╔══
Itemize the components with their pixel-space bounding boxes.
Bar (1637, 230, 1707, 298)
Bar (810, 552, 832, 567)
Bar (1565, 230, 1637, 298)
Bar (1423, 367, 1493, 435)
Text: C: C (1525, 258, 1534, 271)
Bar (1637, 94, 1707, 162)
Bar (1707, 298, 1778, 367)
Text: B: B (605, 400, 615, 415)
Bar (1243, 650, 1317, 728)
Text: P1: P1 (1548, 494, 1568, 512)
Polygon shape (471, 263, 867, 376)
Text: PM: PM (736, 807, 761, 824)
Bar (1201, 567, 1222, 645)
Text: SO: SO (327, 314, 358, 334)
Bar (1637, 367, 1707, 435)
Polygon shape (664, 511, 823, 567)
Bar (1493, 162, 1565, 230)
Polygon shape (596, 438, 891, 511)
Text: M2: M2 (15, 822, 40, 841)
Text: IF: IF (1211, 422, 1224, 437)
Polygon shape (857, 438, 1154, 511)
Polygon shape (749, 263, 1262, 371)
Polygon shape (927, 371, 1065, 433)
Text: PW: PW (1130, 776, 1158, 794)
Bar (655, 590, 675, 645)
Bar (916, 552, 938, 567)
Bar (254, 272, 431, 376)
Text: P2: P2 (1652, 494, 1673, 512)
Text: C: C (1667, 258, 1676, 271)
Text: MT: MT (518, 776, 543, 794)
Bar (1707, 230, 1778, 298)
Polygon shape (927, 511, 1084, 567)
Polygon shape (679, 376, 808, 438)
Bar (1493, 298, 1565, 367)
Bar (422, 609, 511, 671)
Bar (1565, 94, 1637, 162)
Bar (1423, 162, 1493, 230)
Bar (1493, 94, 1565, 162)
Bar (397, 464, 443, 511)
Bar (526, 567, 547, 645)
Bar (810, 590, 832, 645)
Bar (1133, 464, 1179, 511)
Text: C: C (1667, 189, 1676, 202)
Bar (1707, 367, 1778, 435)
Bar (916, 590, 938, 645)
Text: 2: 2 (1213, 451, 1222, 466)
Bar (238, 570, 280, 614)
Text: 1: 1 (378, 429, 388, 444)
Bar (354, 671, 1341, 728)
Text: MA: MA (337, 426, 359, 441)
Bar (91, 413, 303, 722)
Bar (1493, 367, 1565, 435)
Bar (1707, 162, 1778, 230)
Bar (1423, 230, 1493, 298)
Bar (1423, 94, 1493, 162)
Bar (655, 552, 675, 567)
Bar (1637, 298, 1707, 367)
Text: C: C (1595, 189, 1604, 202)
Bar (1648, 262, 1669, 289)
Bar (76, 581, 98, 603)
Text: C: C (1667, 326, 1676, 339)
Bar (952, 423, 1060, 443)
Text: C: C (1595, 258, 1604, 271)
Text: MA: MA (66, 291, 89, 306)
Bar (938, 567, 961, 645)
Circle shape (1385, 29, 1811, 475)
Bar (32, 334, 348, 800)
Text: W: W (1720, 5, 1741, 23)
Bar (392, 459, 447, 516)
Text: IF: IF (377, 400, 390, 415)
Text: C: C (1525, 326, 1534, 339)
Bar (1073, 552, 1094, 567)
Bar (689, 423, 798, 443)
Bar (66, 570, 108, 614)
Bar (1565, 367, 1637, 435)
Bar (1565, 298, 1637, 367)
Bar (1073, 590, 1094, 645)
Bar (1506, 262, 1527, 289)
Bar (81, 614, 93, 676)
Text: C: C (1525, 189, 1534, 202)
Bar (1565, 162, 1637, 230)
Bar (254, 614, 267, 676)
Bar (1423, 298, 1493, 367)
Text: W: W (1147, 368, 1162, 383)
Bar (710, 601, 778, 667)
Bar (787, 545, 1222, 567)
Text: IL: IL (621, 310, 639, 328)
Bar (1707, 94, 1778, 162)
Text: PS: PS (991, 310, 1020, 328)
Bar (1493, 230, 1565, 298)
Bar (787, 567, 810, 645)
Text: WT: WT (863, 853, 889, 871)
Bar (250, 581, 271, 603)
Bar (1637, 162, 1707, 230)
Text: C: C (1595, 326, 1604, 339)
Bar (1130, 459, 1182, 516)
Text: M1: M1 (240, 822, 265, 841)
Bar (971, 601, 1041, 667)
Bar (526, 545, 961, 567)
╚══
Starting at the first of the lines above and ending at the line containing "Text: MA: MA (337, 426, 359, 441)", rewrite those lines with "Polygon shape" replaced by "Polygon" and everything else unchanged.

ANSWER BELOW:
Itemize the components with their pixel-space bounding boxes.
Bar (1637, 230, 1707, 298)
Bar (810, 552, 832, 567)
Bar (1565, 230, 1637, 298)
Bar (1423, 367, 1493, 435)
Text: C: C (1525, 258, 1534, 271)
Bar (1637, 94, 1707, 162)
Bar (1707, 298, 1778, 367)
Text: B: B (605, 400, 615, 415)
Bar (1243, 650, 1317, 728)
Text: P1: P1 (1548, 494, 1568, 512)
Polygon (471, 263, 867, 376)
Text: PM: PM (736, 807, 761, 824)
Bar (1201, 567, 1222, 645)
Text: SO: SO (327, 314, 358, 334)
Bar (1637, 367, 1707, 435)
Polygon (664, 511, 823, 567)
Bar (1493, 162, 1565, 230)
Polygon (596, 438, 891, 511)
Text: M2: M2 (15, 822, 40, 841)
Text: IF: IF (1211, 422, 1224, 437)
Polygon (857, 438, 1154, 511)
Polygon (749, 263, 1262, 371)
Polygon (927, 371, 1065, 433)
Text: PW: PW (1130, 776, 1158, 794)
Bar (655, 590, 675, 645)
Bar (916, 552, 938, 567)
Bar (254, 272, 431, 376)
Text: P2: P2 (1652, 494, 1673, 512)
Text: C: C (1667, 258, 1676, 271)
Text: MT: MT (518, 776, 543, 794)
Bar (1707, 230, 1778, 298)
Polygon (927, 511, 1084, 567)
Polygon (679, 376, 808, 438)
Bar (1493, 298, 1565, 367)
Bar (422, 609, 511, 671)
Bar (1565, 94, 1637, 162)
Bar (1423, 162, 1493, 230)
Bar (1493, 94, 1565, 162)
Bar (397, 464, 443, 511)
Bar (526, 567, 547, 645)
Bar (810, 590, 832, 645)
Bar (1133, 464, 1179, 511)
Text: C: C (1667, 189, 1676, 202)
Bar (1707, 367, 1778, 435)
Bar (916, 590, 938, 645)
Text: 2: 2 (1213, 451, 1222, 466)
Bar (238, 570, 280, 614)
Text: 1: 1 (378, 429, 388, 444)
Bar (354, 671, 1341, 728)
Text: MA: MA (337, 426, 359, 441)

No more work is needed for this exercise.